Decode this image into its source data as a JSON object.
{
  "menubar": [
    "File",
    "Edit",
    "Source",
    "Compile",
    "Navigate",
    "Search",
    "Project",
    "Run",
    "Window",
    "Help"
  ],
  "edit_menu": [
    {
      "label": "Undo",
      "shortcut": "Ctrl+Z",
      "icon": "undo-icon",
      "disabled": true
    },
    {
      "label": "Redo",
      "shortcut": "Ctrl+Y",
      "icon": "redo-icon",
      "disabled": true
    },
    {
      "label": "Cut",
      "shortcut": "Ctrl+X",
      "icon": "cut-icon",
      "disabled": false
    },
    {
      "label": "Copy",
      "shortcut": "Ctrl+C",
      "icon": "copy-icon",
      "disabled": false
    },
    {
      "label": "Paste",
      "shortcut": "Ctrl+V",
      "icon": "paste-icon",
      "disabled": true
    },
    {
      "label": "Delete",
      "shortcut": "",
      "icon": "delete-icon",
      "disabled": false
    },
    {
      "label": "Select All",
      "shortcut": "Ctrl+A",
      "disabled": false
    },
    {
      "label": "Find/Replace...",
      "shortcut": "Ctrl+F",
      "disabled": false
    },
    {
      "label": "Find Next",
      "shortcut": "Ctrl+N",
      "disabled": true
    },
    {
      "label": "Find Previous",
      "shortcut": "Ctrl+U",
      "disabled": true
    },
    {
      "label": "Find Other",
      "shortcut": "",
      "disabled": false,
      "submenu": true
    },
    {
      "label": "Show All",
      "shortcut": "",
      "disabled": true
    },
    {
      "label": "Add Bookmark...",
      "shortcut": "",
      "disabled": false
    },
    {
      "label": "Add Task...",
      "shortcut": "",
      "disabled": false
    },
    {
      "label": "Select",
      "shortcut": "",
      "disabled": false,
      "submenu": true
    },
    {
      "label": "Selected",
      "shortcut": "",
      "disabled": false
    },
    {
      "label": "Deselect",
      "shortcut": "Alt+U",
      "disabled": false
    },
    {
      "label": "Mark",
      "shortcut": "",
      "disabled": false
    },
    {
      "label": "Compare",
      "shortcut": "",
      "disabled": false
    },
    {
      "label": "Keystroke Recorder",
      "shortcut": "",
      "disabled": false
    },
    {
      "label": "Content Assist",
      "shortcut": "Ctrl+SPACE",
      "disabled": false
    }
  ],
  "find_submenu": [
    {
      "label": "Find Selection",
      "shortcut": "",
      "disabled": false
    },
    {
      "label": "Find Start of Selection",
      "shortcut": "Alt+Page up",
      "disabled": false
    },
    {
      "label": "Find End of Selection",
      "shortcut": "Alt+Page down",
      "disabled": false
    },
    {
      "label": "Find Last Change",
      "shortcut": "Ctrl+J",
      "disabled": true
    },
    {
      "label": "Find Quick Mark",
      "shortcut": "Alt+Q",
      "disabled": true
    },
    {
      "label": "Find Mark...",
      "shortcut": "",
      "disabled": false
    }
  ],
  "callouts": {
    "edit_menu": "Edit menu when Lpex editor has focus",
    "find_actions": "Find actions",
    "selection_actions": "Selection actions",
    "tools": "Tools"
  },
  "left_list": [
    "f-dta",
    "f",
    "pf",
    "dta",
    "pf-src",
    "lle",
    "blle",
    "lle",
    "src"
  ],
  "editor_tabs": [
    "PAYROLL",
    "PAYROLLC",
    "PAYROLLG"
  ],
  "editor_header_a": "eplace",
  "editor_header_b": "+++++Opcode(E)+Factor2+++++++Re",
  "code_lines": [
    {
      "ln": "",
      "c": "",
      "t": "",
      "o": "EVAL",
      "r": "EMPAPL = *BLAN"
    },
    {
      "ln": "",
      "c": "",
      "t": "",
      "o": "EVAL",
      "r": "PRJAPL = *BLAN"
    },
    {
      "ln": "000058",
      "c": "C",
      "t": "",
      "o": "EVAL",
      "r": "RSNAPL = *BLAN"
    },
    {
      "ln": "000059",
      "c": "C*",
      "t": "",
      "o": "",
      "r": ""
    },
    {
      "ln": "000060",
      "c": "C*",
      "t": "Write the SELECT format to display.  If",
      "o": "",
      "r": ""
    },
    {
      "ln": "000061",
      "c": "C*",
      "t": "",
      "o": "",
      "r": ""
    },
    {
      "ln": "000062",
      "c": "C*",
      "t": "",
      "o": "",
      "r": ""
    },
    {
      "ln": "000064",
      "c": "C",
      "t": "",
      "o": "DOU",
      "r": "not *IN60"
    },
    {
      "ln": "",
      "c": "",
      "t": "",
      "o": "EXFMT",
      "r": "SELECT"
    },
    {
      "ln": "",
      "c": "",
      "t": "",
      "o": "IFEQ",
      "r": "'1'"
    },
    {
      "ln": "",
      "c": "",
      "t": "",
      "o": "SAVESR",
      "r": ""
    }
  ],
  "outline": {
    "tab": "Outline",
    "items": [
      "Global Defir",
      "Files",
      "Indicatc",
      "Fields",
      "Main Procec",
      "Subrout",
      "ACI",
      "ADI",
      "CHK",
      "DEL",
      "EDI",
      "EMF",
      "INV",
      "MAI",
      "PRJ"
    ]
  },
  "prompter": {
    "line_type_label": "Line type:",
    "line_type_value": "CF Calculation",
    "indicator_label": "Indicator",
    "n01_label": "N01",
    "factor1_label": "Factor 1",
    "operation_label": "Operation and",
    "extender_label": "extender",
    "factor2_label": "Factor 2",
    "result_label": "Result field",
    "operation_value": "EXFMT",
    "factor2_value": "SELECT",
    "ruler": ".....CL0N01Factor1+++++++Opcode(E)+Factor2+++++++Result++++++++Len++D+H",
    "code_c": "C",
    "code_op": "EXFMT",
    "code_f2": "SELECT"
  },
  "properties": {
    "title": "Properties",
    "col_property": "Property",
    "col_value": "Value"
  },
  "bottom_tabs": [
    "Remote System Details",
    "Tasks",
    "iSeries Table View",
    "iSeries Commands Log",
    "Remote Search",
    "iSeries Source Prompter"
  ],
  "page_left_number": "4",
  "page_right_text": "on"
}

□ □ □ □

◆ **Task brief**:
In the data above, tally the lines holding "Result" and answer with the figure only.

◆ **Exercise answer**:
2